- _Exercise task_: Under this task are some entries; return every one of them exactly.

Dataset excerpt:
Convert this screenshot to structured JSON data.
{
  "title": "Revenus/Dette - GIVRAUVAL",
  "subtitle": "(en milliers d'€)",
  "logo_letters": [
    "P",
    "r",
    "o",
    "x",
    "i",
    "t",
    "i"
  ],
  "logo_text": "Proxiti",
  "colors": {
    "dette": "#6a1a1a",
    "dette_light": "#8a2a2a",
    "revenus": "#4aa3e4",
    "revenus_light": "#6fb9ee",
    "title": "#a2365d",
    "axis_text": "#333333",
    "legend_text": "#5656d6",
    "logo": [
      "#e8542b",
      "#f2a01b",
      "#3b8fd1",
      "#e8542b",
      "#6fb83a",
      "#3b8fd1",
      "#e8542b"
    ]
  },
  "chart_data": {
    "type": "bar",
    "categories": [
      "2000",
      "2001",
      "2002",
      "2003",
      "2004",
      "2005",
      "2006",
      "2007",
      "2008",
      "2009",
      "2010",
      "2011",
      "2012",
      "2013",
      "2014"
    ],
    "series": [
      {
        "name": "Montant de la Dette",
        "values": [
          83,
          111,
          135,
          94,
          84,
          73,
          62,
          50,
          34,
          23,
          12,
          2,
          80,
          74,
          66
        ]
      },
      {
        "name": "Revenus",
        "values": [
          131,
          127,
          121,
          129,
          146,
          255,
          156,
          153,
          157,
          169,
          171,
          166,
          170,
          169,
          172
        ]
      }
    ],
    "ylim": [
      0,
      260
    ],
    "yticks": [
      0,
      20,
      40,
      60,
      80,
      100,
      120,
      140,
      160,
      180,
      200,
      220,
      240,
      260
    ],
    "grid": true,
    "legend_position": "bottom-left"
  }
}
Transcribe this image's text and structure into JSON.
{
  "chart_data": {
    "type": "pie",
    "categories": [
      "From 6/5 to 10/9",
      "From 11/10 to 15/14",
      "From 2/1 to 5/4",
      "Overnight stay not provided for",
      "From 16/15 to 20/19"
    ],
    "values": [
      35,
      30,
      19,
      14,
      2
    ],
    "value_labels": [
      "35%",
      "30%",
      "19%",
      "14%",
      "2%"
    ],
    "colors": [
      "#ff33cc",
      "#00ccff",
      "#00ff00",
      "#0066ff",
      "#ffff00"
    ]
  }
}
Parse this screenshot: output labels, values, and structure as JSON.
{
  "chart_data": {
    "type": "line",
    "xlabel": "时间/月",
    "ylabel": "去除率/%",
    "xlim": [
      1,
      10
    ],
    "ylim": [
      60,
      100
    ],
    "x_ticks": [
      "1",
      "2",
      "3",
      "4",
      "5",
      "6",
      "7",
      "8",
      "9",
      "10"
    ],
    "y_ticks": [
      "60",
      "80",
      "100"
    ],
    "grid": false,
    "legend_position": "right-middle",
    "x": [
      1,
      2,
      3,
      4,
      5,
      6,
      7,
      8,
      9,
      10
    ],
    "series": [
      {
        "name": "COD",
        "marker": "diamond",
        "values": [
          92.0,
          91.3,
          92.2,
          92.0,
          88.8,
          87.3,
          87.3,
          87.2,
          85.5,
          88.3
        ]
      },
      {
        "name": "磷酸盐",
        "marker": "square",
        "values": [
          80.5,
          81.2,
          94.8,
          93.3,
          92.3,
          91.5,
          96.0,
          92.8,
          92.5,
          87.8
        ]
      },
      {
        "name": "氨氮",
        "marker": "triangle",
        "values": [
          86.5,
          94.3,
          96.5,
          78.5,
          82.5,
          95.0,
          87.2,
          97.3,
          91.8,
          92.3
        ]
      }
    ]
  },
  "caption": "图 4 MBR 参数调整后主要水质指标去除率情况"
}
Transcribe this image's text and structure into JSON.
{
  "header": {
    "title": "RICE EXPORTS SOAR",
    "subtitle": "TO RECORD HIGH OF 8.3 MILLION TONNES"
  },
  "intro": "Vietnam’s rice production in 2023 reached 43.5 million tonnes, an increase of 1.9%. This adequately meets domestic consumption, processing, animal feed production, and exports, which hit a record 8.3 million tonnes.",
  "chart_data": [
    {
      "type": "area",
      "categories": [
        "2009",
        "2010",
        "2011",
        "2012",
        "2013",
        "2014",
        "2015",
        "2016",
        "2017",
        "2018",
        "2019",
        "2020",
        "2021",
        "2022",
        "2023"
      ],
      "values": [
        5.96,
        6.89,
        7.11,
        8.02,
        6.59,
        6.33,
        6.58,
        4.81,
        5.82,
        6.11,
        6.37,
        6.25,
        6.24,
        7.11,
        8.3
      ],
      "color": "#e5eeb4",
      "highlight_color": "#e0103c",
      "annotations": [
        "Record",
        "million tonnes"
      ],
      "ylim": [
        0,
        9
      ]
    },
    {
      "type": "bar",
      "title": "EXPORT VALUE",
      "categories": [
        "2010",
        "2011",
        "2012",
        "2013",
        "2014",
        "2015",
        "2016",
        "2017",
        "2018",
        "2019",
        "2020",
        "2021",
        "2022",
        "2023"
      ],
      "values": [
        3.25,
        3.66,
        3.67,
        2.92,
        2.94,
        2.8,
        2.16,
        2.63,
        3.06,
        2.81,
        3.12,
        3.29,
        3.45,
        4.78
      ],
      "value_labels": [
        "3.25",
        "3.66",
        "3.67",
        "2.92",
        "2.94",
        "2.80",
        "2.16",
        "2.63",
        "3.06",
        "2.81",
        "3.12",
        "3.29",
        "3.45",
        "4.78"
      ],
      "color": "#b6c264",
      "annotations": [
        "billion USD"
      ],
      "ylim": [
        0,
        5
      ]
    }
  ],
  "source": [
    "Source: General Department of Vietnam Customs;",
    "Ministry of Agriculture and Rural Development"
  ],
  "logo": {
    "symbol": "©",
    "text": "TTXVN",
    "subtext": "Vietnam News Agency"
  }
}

- _Task response_:
Convert this screenshot to structured JSON data.
{
  "title": "Revenus/Dette - GIVRAUVAL",
  "subtitle": "(en milliers d'€)",
  "logo_letters": [
    "P",
    "r",
    "o",
    "x",
    "i",
    "t",
    "i"
  ],
  "logo_text": "Proxiti",
  "colors": {
    "dette": "#6a1a1a",
    "dette_light": "#8a2a2a",
    "revenus": "#4aa3e4",
    "revenus_light": "#6fb9ee",
    "title": "#a2365d",
    "axis_text": "#333333",
    "legend_text": "#5656d6",
    "logo": [
      "#e8542b",
      "#f2a01b",
      "#3b8fd1",
      "#e8542b",
      "#6fb83a",
      "#3b8fd1",
      "#e8542b"
    ]
  },
  "chart_data": {
    "type": "bar",
    "categories": [
      "2000",
      "2001",
      "2002",
      "2003",
      "2004",
      "2005",
      "2006",
      "2007",
      "2008",
      "2009",
      "2010",
      "2011",
      "2012",
      "2013",
      "2014"
    ],
    "series": [
      {
        "name": "Montant de la Dette",
        "values": [
          83,
          111,
          135,
          94,
          84,
          73,
          62,
          50,
          34,
          23,
          12,
          2,
          80,
          74,
          66
        ]
      },
      {
        "name": "Revenus",
        "values": [
          131,
          127,
          121,
          129,
          146,
          255,
          156,
          153,
          157,
          169,
          171,
          166,
          170,
          169,
          172
        ]
      }
    ],
    "ylim": [
      0,
      260
    ],
    "yticks": [
      0,
      20,
      40,
      60,
      80,
      100,
      120,
      140,
      160,
      180,
      200,
      220,
      240,
      260
    ],
    "grid": true,
    "legend_position": "bottom-left"
  }
}
Transcribe this image's text and structure into JSON.
{
  "chart_data": {
    "type": "pie",
    "categories": [
      "From 6/5 to 10/9",
      "From 11/10 to 15/14",
      "From 2/1 to 5/4",
      "Overnight stay not provided for",
      "From 16/15 to 20/19"
    ],
    "values": [
      35,
      30,
      19,
      14,
      2
    ],
    "value_labels": [
      "35%",
      "30%",
      "19%",
      "14%",
      "2%"
    ],
    "colors": [
      "#ff33cc",
      "#00ccff",
      "#00ff00",
      "#0066ff",
      "#ffff00"
    ]
  }
}
Parse this screenshot: output labels, values, and structure as JSON.
{
  "chart_data": {
    "type": "line",
    "xlabel": "时间/月",
    "ylabel": "去除率/%",
    "xlim": [
      1,
      10
    ],
    "ylim": [
      60,
      100
    ],
    "x_ticks": [
      "1",
      "2",
      "3",
      "4",
      "5",
      "6",
      "7",
      "8",
      "9",
      "10"
    ],
    "y_ticks": [
      "60",
      "80",
      "100"
    ],
    "grid": false,
    "legend_position": "right-middle",
    "x": [
      1,
      2,
      3,
      4,
      5,
      6,
      7,
      8,
      9,
      10
    ],
    "series": [
      {
        "name": "COD",
        "marker": "diamond",
        "values": [
          92.0,
          91.3,
          92.2,
          92.0,
          88.8,
          87.3,
          87.3,
          87.2,
          85.5,
          88.3
        ]
      },
      {
        "name": "磷酸盐",
        "marker": "square",
        "values": [
          80.5,
          81.2,
          94.8,
          93.3,
          92.3,
          91.5,
          96.0,
          92.8,
          92.5,
          87.8
        ]
      },
      {
        "name": "氨氮",
        "marker": "triangle",
        "values": [
          86.5,
          94.3,
          96.5,
          78.5,
          82.5,
          95.0,
          87.2,
          97.3,
          91.8,
          92.3
        ]
      }
    ]
  },
  "caption": "图 4 MBR 参数调整后主要水质指标去除率情况"
}
Transcribe this image's text and structure into JSON.
{
  "header": {
    "title": "RICE EXPORTS SOAR",
    "subtitle": "TO RECORD HIGH OF 8.3 MILLION TONNES"
  },
  "intro": "Vietnam’s rice production in 2023 reached 43.5 million tonnes, an increase of 1.9%. This adequately meets domestic consumption, processing, animal feed production, and exports, which hit a record 8.3 million tonnes.",
  "chart_data": [
    {
      "type": "area",
      "categories": [
        "2009",
        "2010",
        "2011",
        "2012",
        "2013",
        "2014",
        "2015",
        "2016",
        "2017",
        "2018",
        "2019",
        "2020",
        "2021",
        "2022",
        "2023"
      ],
      "values": [
        5.96,
        6.89,
        7.11,
        8.02,
        6.59,
        6.33,
        6.58,
        4.81,
        5.82,
        6.11,
        6.37,
        6.25,
        6.24,
        7.11,
        8.3
      ],
      "color": "#e5eeb4",
      "highlight_color": "#e0103c",
      "annotations": [
        "Record",
        "million tonnes"
      ],
      "ylim": [
        0,
        9
      ]
    },
    {
      "type": "bar",
      "title": "EXPORT VALUE",
      "categories": [
        "2010",
        "2011",
        "2012",
        "2013",
        "2014",
        "2015",
        "2016",
        "2017",
        "2018",
        "2019",
        "2020",
        "2021",
        "2022",
        "2023"
      ],
      "values": [
        3.25,
        3.66,
        3.67,
        2.92,
        2.94,
        2.8,
        2.16,
        2.63,
        3.06,
        2.81,
        3.12,
        3.29,
        3.45,
        4.78
      ],
      "value_labels": [
        "3.25",
        "3.66",
        "3.67",
        "2.92",
        "2.94",
        "2.80",
        "2.16",
        "2.63",
        "3.06",
        "2.81",
        "3.12",
        "3.29",
        "3.45",
        "4.78"
      ],
      "color": "#b6c264",
      "annotations": [
        "billion USD"
      ],
      "ylim": [
        0,
        5
      ]
    }
  ],
  "source": [
    "Source: General Department of Vietnam Customs;",
    "Ministry of Agriculture and Rural Development"
  ],
  "logo": {
    "symbol": "©",
    "text": "TTXVN",
    "subtext": "Vietnam News Agency"
  }
}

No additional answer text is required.